### WRITTEN PROBLEM:
Track down each line that has the word "true" and copy it.

* START RECORDS FOR THIS EXERCISE *

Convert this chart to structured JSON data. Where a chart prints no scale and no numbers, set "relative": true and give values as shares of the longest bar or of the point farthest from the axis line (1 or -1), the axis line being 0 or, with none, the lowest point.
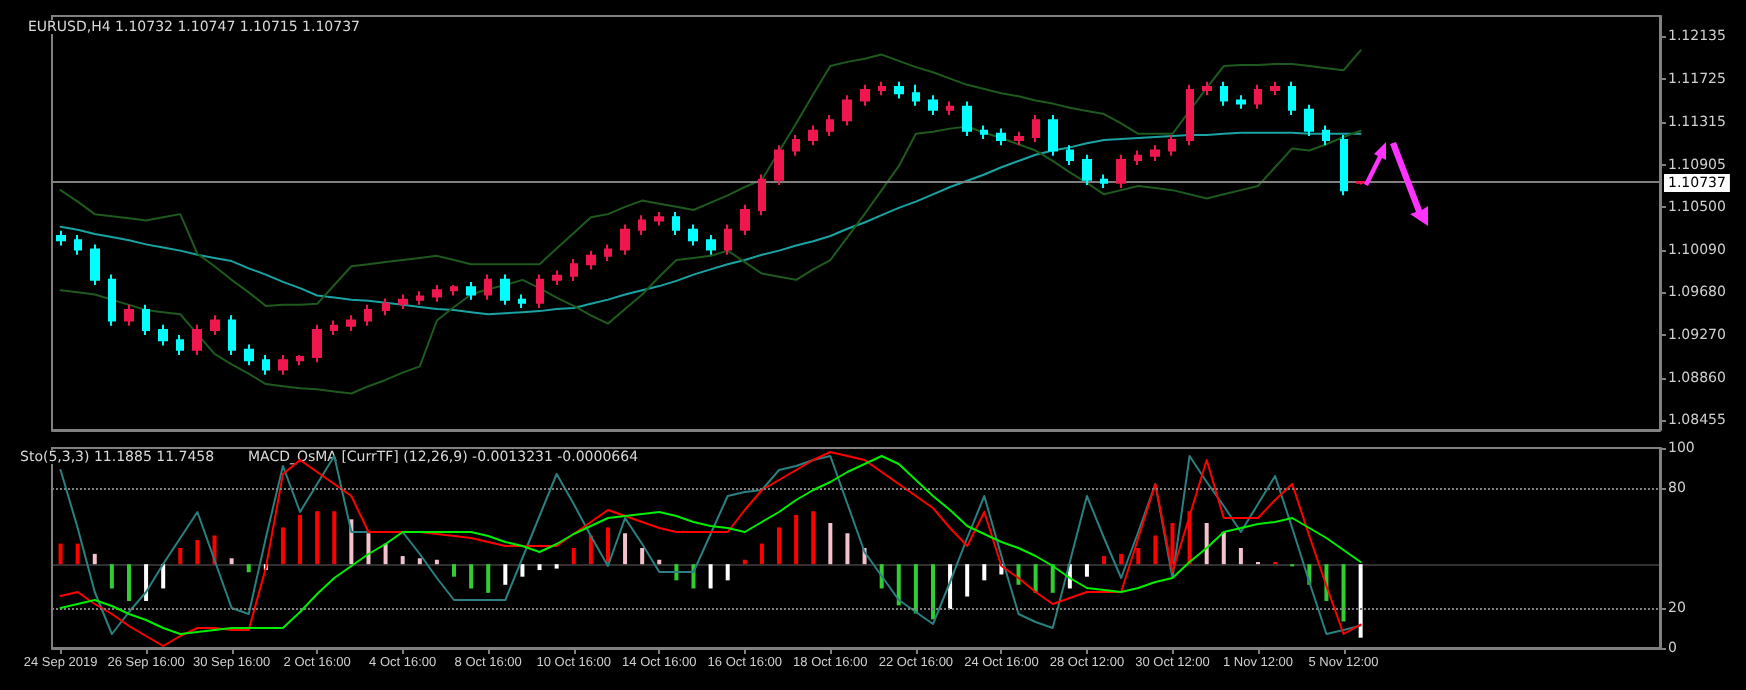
{
  "chart_data": [
    {
      "type": "candlestick",
      "title": "EURUSD,H4 1.10732 1.10747 1.10715 1.10737",
      "categories": [
        null,
        null,
        null,
        null,
        null,
        null,
        null,
        null,
        null,
        null,
        null,
        null,
        null,
        null,
        null,
        null,
        null,
        null,
        null,
        null,
        null,
        null,
        null,
        null,
        null,
        null,
        null,
        null,
        null,
        null,
        null,
        null,
        null,
        null,
        null,
        null,
        null,
        null,
        null,
        null,
        null,
        null,
        null,
        null,
        null,
        null,
        null,
        null,
        null,
        null,
        null,
        null,
        null,
        null,
        null,
        null,
        null,
        null,
        null,
        null,
        null,
        null,
        null,
        null,
        null,
        null,
        null,
        null,
        null,
        null,
        null,
        null,
        null,
        null,
        null,
        null,
        null
      ],
      "ohlc": [
        [
          1.1022,
          1.1027,
          1.1013,
          1.1018
        ],
        [
          1.1018,
          1.1023,
          1.1004,
          1.1009
        ],
        [
          1.1009,
          1.1014,
          1.0975,
          1.098
        ],
        [
          1.098,
          1.0985,
          1.0936,
          1.0941
        ],
        [
          1.0941,
          1.0956,
          1.0936,
          1.0951
        ],
        [
          1.0951,
          1.0956,
          1.0927,
          1.0932
        ],
        [
          1.0932,
          1.0937,
          1.0917,
          1.0922
        ],
        [
          1.0922,
          1.0927,
          1.0908,
          1.0913
        ],
        [
          1.0913,
          1.0937,
          1.0908,
          1.0932
        ],
        [
          1.0932,
          1.0946,
          1.0927,
          1.0941
        ],
        [
          1.0941,
          1.0946,
          1.0908,
          1.0913
        ],
        [
          1.0913,
          1.0918,
          1.0898,
          1.0903
        ],
        [
          1.0903,
          1.0908,
          1.0889,
          1.0894
        ],
        [
          1.0894,
          1.0908,
          1.0889,
          1.0903
        ],
        [
          1.0903,
          1.0908,
          1.0898,
          1.0906
        ],
        [
          1.0906,
          1.0937,
          1.0901,
          1.0932
        ],
        [
          1.0932,
          1.0941,
          1.0927,
          1.0936
        ],
        [
          1.0936,
          1.0946,
          1.0931,
          1.0941
        ],
        [
          1.0941,
          1.0956,
          1.0936,
          1.0951
        ],
        [
          1.0951,
          1.0962,
          1.0946,
          1.0957
        ],
        [
          1.0957,
          1.0966,
          1.0952,
          1.0961
        ],
        [
          1.0961,
          1.0969,
          1.0956,
          1.0964
        ],
        [
          1.0964,
          1.0975,
          1.0959,
          1.097
        ],
        [
          1.097,
          1.0975,
          1.0965,
          1.0973
        ],
        [
          1.0973,
          1.0978,
          1.0961,
          1.0966
        ],
        [
          1.0966,
          1.0985,
          1.0961,
          1.098
        ],
        [
          1.098,
          1.0985,
          1.0956,
          1.0961
        ],
        [
          1.0961,
          1.0966,
          1.0953,
          1.0958
        ],
        [
          1.0958,
          1.0985,
          1.0953,
          1.098
        ],
        [
          1.098,
          1.0989,
          1.0975,
          1.0984
        ],
        [
          1.0984,
          1.1,
          1.0979,
          1.0995
        ],
        [
          1.0995,
          1.1008,
          1.099,
          1.1003
        ],
        [
          1.1003,
          1.1014,
          1.0998,
          1.1009
        ],
        [
          1.1009,
          1.1033,
          1.1004,
          1.1028
        ],
        [
          1.1028,
          1.1042,
          1.1023,
          1.1037
        ],
        [
          1.1037,
          1.1045,
          1.1032,
          1.104
        ],
        [
          1.104,
          1.1045,
          1.1023,
          1.1028
        ],
        [
          1.1028,
          1.1033,
          1.1013,
          1.1018
        ],
        [
          1.1018,
          1.1023,
          1.1004,
          1.1009
        ],
        [
          1.1009,
          1.1033,
          1.1004,
          1.1028
        ],
        [
          1.1028,
          1.1052,
          1.1023,
          1.1047
        ],
        [
          1.1047,
          1.1081,
          1.1042,
          1.1076
        ],
        [
          1.1076,
          1.1109,
          1.1071,
          1.1104
        ],
        [
          1.1104,
          1.1119,
          1.1099,
          1.1114
        ],
        [
          1.1114,
          1.1128,
          1.1109,
          1.1123
        ],
        [
          1.1123,
          1.1138,
          1.1118,
          1.1133
        ],
        [
          1.1133,
          1.1157,
          1.1128,
          1.1152
        ],
        [
          1.1152,
          1.1167,
          1.1147,
          1.1162
        ],
        [
          1.1162,
          1.117,
          1.1157,
          1.1165
        ],
        [
          1.1165,
          1.117,
          1.1154,
          1.1159
        ],
        [
          1.1159,
          1.1167,
          1.1147,
          1.1152
        ],
        [
          1.1152,
          1.1157,
          1.1138,
          1.1143
        ],
        [
          1.1143,
          1.1151,
          1.1138,
          1.1146
        ],
        [
          1.1146,
          1.1151,
          1.1118,
          1.1123
        ],
        [
          1.1123,
          1.1128,
          1.1115,
          1.112
        ],
        [
          1.112,
          1.1125,
          1.1109,
          1.1114
        ],
        [
          1.1114,
          1.1122,
          1.1109,
          1.1117
        ],
        [
          1.1117,
          1.1138,
          1.1112,
          1.1133
        ],
        [
          1.1133,
          1.1138,
          1.1099,
          1.1104
        ],
        [
          1.1104,
          1.1109,
          1.109,
          1.1095
        ],
        [
          1.1095,
          1.11,
          1.1071,
          1.1076
        ],
        [
          1.1076,
          1.1081,
          1.1068,
          1.1073
        ],
        [
          1.1073,
          1.11,
          1.1068,
          1.1095
        ],
        [
          1.1095,
          1.1104,
          1.109,
          1.1099
        ],
        [
          1.1099,
          1.1109,
          1.1094,
          1.1104
        ],
        [
          1.1104,
          1.1119,
          1.1099,
          1.1114
        ],
        [
          1.1114,
          1.1167,
          1.1109,
          1.1162
        ],
        [
          1.1162,
          1.117,
          1.1157,
          1.1165
        ],
        [
          1.1165,
          1.117,
          1.1147,
          1.1152
        ],
        [
          1.1152,
          1.1157,
          1.1144,
          1.1149
        ],
        [
          1.1149,
          1.1167,
          1.1144,
          1.1162
        ],
        [
          1.1162,
          1.117,
          1.1157,
          1.1165
        ],
        [
          1.1165,
          1.117,
          1.1138,
          1.1143
        ],
        [
          1.1143,
          1.1148,
          1.1118,
          1.1123
        ],
        [
          1.1123,
          1.1128,
          1.1109,
          1.1114
        ],
        [
          1.1114,
          1.1119,
          1.1061,
          1.1066
        ],
        [
          1.10732,
          1.10747,
          1.10715,
          1.10737
        ]
      ],
      "colors": [
        "#00ffff",
        "#00ffff",
        "#00ffff",
        "#00ffff",
        "#f0174f",
        "#00ffff",
        "#00ffff",
        "#00ffff",
        "#f0174f",
        "#f0174f",
        "#00ffff",
        "#00ffff",
        "#00ffff",
        "#f0174f",
        "#f0174f",
        "#f0174f",
        "#f0174f",
        "#f0174f",
        "#f0174f",
        "#f0174f",
        "#f0174f",
        "#f0174f",
        "#f0174f",
        "#f0174f",
        "#00ffff",
        "#f0174f",
        "#00ffff",
        "#00ffff",
        "#f0174f",
        "#f0174f",
        "#f0174f",
        "#f0174f",
        "#f0174f",
        "#f0174f",
        "#f0174f",
        "#f0174f",
        "#00ffff",
        "#00ffff",
        "#00ffff",
        "#f0174f",
        "#f0174f",
        "#f0174f",
        "#f0174f",
        "#f0174f",
        "#f0174f",
        "#f0174f",
        "#f0174f",
        "#f0174f",
        "#f0174f",
        "#00ffff",
        "#00ffff",
        "#00ffff",
        "#f0174f",
        "#00ffff",
        "#00ffff",
        "#00ffff",
        "#f0174f",
        "#f0174f",
        "#00ffff",
        "#00ffff",
        "#00ffff",
        "#00ffff",
        "#f0174f",
        "#f0174f",
        "#f0174f",
        "#f0174f",
        "#f0174f",
        "#f0174f",
        "#00ffff",
        "#00ffff",
        "#f0174f",
        "#f0174f",
        "#00ffff",
        "#00ffff",
        "#00ffff",
        "#00ffff",
        "#f0174f"
      ],
      "series": [
        {
          "type": "line",
          "color": "#1aa3a3",
          "values": [
            1.1031,
            1.1028,
            1.1024,
            1.1021,
            1.1018,
            1.1014,
            1.1011,
            1.1008,
            1.1004,
            1.1001,
            1.0998,
            1.0991,
            1.0985,
            1.0978,
            1.0972,
            1.0965,
            1.0963,
            1.0961,
            1.096,
            1.0958,
            1.0956,
            1.0954,
            1.0952,
            1.0951,
            1.0949,
            1.0947,
            1.0948,
            1.0949,
            1.095,
            1.0952,
            1.0953,
            1.0957,
            1.0961,
            1.0966,
            1.097,
            1.0974,
            1.0979,
            1.0985,
            1.099,
            1.0995,
            1.0999,
            1.1004,
            1.1008,
            1.1013,
            1.1017,
            1.1022,
            1.1029,
            1.1035,
            1.1042,
            1.1049,
            1.1055,
            1.1062,
            1.1069,
            1.1075,
            1.1081,
            1.1088,
            1.1094,
            1.11,
            1.1104,
            1.1107,
            1.1111,
            1.1114,
            1.1115,
            1.1116,
            1.1117,
            1.1118,
            1.1119,
            1.1119,
            1.112,
            1.1121,
            1.1121,
            1.1121,
            1.1121,
            1.112,
            1.112,
            1.112,
            1.112
          ]
        },
        {
          "type": "line",
          "color": "#1e5a1e",
          "values": [
            1.1066,
            1.1055,
            1.1043,
            1.1041,
            1.1039,
            1.1037,
            1.104,
            1.1043,
            1.1005,
            1.0993,
            1.098,
            1.0968,
            1.0955,
            1.0956,
            1.0956,
            1.0957,
            1.0975,
            1.0993,
            1.0995,
            1.0997,
            1.0999,
            1.1001,
            1.1003,
            1.0999,
            1.0995,
            1.0995,
            1.0995,
            1.0995,
            1.0995,
            1.101,
            1.1025,
            1.104,
            1.1043,
            1.105,
            1.1056,
            1.1053,
            1.105,
            1.1047,
            1.1054,
            1.1061,
            1.1069,
            1.1076,
            1.1103,
            1.113,
            1.1158,
            1.1185,
            1.1189,
            1.1192,
            1.1196,
            1.119,
            1.1184,
            1.1179,
            1.1173,
            1.1167,
            1.1163,
            1.1159,
            1.1156,
            1.1152,
            1.1149,
            1.1145,
            1.1142,
            1.1139,
            1.113,
            1.112,
            1.112,
            1.112,
            1.1142,
            1.1164,
            1.1185,
            1.1186,
            1.1186,
            1.1187,
            1.1187,
            1.1185,
            1.1183,
            1.1181,
            1.12
          ]
        },
        {
          "type": "line",
          "color": "#1e5a1e",
          "values": [
            1.097,
            1.0968,
            1.0966,
            1.0961,
            1.0956,
            1.0951,
            1.0949,
            1.0947,
            1.0928,
            1.0909,
            1.0899,
            1.089,
            1.088,
            1.0878,
            1.0876,
            1.0875,
            1.0873,
            1.0871,
            1.0878,
            1.0884,
            1.0891,
            1.0897,
            1.0941,
            1.0954,
            1.0966,
            1.0971,
            1.0975,
            1.098,
            1.0972,
            1.0963,
            1.0955,
            1.0946,
            1.0938,
            1.0952,
            1.0966,
            1.0983,
            1.0999,
            1.1001,
            1.1003,
            1.1008,
            1.0997,
            1.0986,
            1.0983,
            1.098,
            1.099,
            1.0999,
            1.1021,
            1.1043,
            1.1066,
            1.1089,
            1.112,
            1.1122,
            1.1125,
            1.1127,
            1.1121,
            1.1116,
            1.111,
            1.1104,
            1.1094,
            1.1083,
            1.1073,
            1.1062,
            1.1066,
            1.107,
            1.1068,
            1.1066,
            1.1062,
            1.1058,
            1.1062,
            1.1066,
            1.107,
            1.1088,
            1.1106,
            1.1104,
            1.111,
            1.1117,
            1.1123
          ]
        }
      ],
      "ylim": [
        1.0836,
        1.1233
      ],
      "yticks": [
        {
          "value": 1.08455,
          "label": "1.08455"
        },
        {
          "value": 1.0886,
          "label": "1.08860"
        },
        {
          "value": 1.0927,
          "label": "1.09270"
        },
        {
          "value": 1.0968,
          "label": "1.09680"
        },
        {
          "value": 1.1009,
          "label": "1.10090"
        },
        {
          "value": 1.105,
          "label": "1.10500"
        },
        {
          "value": 1.10905,
          "label": "1.10905"
        },
        {
          "value": 1.11315,
          "label": "1.11315"
        },
        {
          "value": 1.11725,
          "label": "1.11725"
        },
        {
          "value": 1.12135,
          "label": "1.12135"
        }
      ],
      "ref_lines": [
        {
          "axis": "y",
          "value": 1.10737,
          "label": "1.10737",
          "color": "#7f7f7f"
        }
      ],
      "tick_labels": "y",
      "marker": "none",
      "line_style": "solid"
    },
    {
      "type": "bar",
      "title": "MACD_OsMA [CurrTF] (12,26,9) -0.0013231 -0.0000664",
      "relative": true,
      "tick_labels": false,
      "categories": [
        null,
        null,
        null,
        null,
        null,
        null,
        null,
        null,
        null,
        null,
        null,
        null,
        null,
        null,
        null,
        null,
        null,
        null,
        null,
        null,
        null,
        null,
        null,
        null,
        null,
        null,
        null,
        null,
        null,
        null,
        null,
        null,
        null,
        null,
        null,
        null,
        null,
        null,
        null,
        null,
        null,
        null,
        null,
        null,
        null,
        null,
        null,
        null,
        null,
        null,
        null,
        null,
        null,
        null,
        null,
        null,
        null,
        null,
        null,
        null,
        null,
        null,
        null,
        null,
        null,
        null,
        null,
        null,
        null,
        null,
        null,
        null,
        null,
        null,
        null,
        null,
        null
      ],
      "values": [
        0.28,
        0.28,
        0.14,
        -0.33,
        -0.5,
        -0.5,
        -0.33,
        0.22,
        0.33,
        0.39,
        0.08,
        -0.11,
        -0.08,
        0.5,
        0.67,
        0.72,
        0.72,
        0.61,
        0.42,
        0.28,
        0.11,
        0.08,
        0.06,
        -0.17,
        -0.33,
        -0.39,
        -0.28,
        -0.17,
        -0.08,
        -0.06,
        0.22,
        0.39,
        0.5,
        0.42,
        0.22,
        0.06,
        -0.22,
        -0.33,
        -0.33,
        -0.22,
        0.06,
        0.28,
        0.5,
        0.67,
        0.72,
        0.56,
        0.42,
        0.22,
        -0.33,
        -0.56,
        -0.67,
        -0.75,
        -0.61,
        -0.44,
        -0.22,
        -0.14,
        -0.28,
        -0.39,
        -0.39,
        -0.33,
        -0.17,
        0.11,
        0.14,
        0.22,
        0.39,
        0.56,
        0.72,
        0.56,
        0.44,
        0.22,
        0.03,
        0.03,
        -0.03,
        -0.28,
        -0.5,
        -0.78,
        -1
      ],
      "colors": [
        "#ff0000",
        "#ff0000",
        "#f4c2cc",
        "#32cd32",
        "#32cd32",
        "#ffffff",
        "#ffffff",
        "#ff0000",
        "#ff0000",
        "#ff0000",
        "#f4c2cc",
        "#32cd32",
        "#ffffff",
        "#ff0000",
        "#ff0000",
        "#ff0000",
        "#ff0000",
        "#f4c2cc",
        "#f4c2cc",
        "#f4c2cc",
        "#f4c2cc",
        "#f4c2cc",
        "#f4c2cc",
        "#32cd32",
        "#32cd32",
        "#32cd32",
        "#ffffff",
        "#ffffff",
        "#ffffff",
        "#ffffff",
        "#ff0000",
        "#ff0000",
        "#ff0000",
        "#f4c2cc",
        "#f4c2cc",
        "#f4c2cc",
        "#32cd32",
        "#32cd32",
        "#ffffff",
        "#ffffff",
        "#ff0000",
        "#ff0000",
        "#ff0000",
        "#ff0000",
        "#ff0000",
        "#f4c2cc",
        "#f4c2cc",
        "#f4c2cc",
        "#32cd32",
        "#32cd32",
        "#32cd32",
        "#32cd32",
        "#ffffff",
        "#ffffff",
        "#ffffff",
        "#ffffff",
        "#32cd32",
        "#32cd32",
        "#32cd32",
        "#ffffff",
        "#ffffff",
        "#ff0000",
        "#ff0000",
        "#ff0000",
        "#ff0000",
        "#ff0000",
        "#ff0000",
        "#f4c2cc",
        "#f4c2cc",
        "#f4c2cc",
        "#f4c2cc",
        "#ff0000",
        "#32cd32",
        "#32cd32",
        "#32cd32",
        "#32cd32",
        "#ffffff"
      ]
    },
    {
      "type": "line",
      "title": "Sto(5,3,3) 11.1885 11.7458",
      "categories": [
        "24 Sep 2019",
        null,
        null,
        null,
        null,
        "26 Sep 16:00",
        null,
        null,
        null,
        null,
        "30 Sep 16:00",
        null,
        null,
        null,
        null,
        "2 Oct 16:00",
        null,
        null,
        null,
        null,
        "4 Oct 16:00",
        null,
        null,
        null,
        null,
        "8 Oct 16:00",
        null,
        null,
        null,
        null,
        "10 Oct 16:00",
        null,
        null,
        null,
        null,
        "14 Oct 16:00",
        null,
        null,
        null,
        null,
        "16 Oct 16:00",
        null,
        null,
        null,
        null,
        "18 Oct 16:00",
        null,
        null,
        null,
        null,
        "22 Oct 16:00",
        null,
        null,
        null,
        null,
        "24 Oct 16:00",
        null,
        null,
        null,
        null,
        "28 Oct 12:00",
        null,
        null,
        null,
        null,
        "30 Oct 12:00",
        null,
        null,
        null,
        null,
        "1 Nov 12:00",
        null,
        null,
        null,
        null,
        "5 Nov 12:00",
        null
      ],
      "series": [
        {
          "color": "#2a8080",
          "values": [
            89,
            60,
            28,
            7,
            18,
            28,
            42,
            55,
            68,
            44,
            20,
            17,
            55,
            91,
            68,
            82,
            96,
            58,
            58,
            58,
            58,
            47,
            35,
            24,
            24,
            24,
            24,
            45,
            66,
            87,
            72,
            56,
            41,
            65,
            52,
            38,
            38,
            38,
            57,
            76,
            78,
            79,
            89,
            91,
            94,
            96,
            72,
            48,
            36,
            24,
            18,
            12,
            33,
            55,
            76,
            46,
            17,
            13,
            10,
            43,
            76,
            55,
            35,
            58,
            82,
            35,
            96,
            83,
            71,
            58,
            72,
            86,
            60,
            33,
            7,
            9,
            11.1885
          ]
        },
        {
          "color": "#ff0000",
          "values": [
            26,
            28,
            22,
            17,
            11,
            6,
            1,
            6,
            10,
            10,
            9,
            9,
            40,
            87,
            94,
            88,
            82,
            76,
            58,
            58,
            58,
            58,
            57,
            56,
            55,
            53,
            51,
            51,
            51,
            51,
            57,
            63,
            69,
            66,
            63,
            60,
            58,
            58,
            58,
            58,
            69,
            79,
            84,
            89,
            94,
            98,
            96,
            94,
            88,
            82,
            76,
            70,
            60,
            51,
            68,
            41,
            35,
            28,
            22,
            25,
            28,
            28,
            28,
            55,
            82,
            38,
            66,
            94,
            65,
            65,
            65,
            74,
            82,
            56,
            31,
            7,
            11.7458
          ]
        },
        {
          "color": "#00ee00",
          "values": [
            20,
            22,
            24,
            21,
            17,
            14,
            10,
            7,
            8,
            9,
            10,
            10,
            10,
            10,
            18,
            27,
            35,
            41,
            47,
            52,
            58,
            58,
            58,
            58,
            58,
            56,
            53,
            51,
            48,
            52,
            57,
            61,
            65,
            66,
            67,
            68,
            66,
            63,
            61,
            60,
            58,
            63,
            68,
            74,
            79,
            83,
            88,
            92,
            96,
            92,
            84,
            76,
            69,
            61,
            57,
            53,
            50,
            46,
            41,
            35,
            30,
            29,
            28,
            30,
            33,
            35,
            43,
            50,
            58,
            60,
            62,
            63,
            65,
            60,
            55,
            49,
            43
          ]
        }
      ],
      "ylim": [
        0,
        100
      ],
      "yticks": [
        0,
        20,
        80,
        100
      ],
      "ref_lines": [
        {
          "axis": "y",
          "value": 20,
          "color": "#7f7f7f",
          "line_style": "dotted"
        },
        {
          "axis": "y",
          "value": 80,
          "color": "#7f7f7f",
          "line_style": "dotted"
        }
      ],
      "marker": "none",
      "line_style": "solid"
    }
  ]
}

* END RECORDS FOR THIS EXERCISE *

### CORRECT ANSWER:
Convert this chart to structured JSON data. Where a chart prints no scale and no numbers, set "relative": true and give values as shares of the longest bar or of the point farthest from the axis line (1 or -1), the axis line being 0 or, with none, the lowest point.
      "relative": true,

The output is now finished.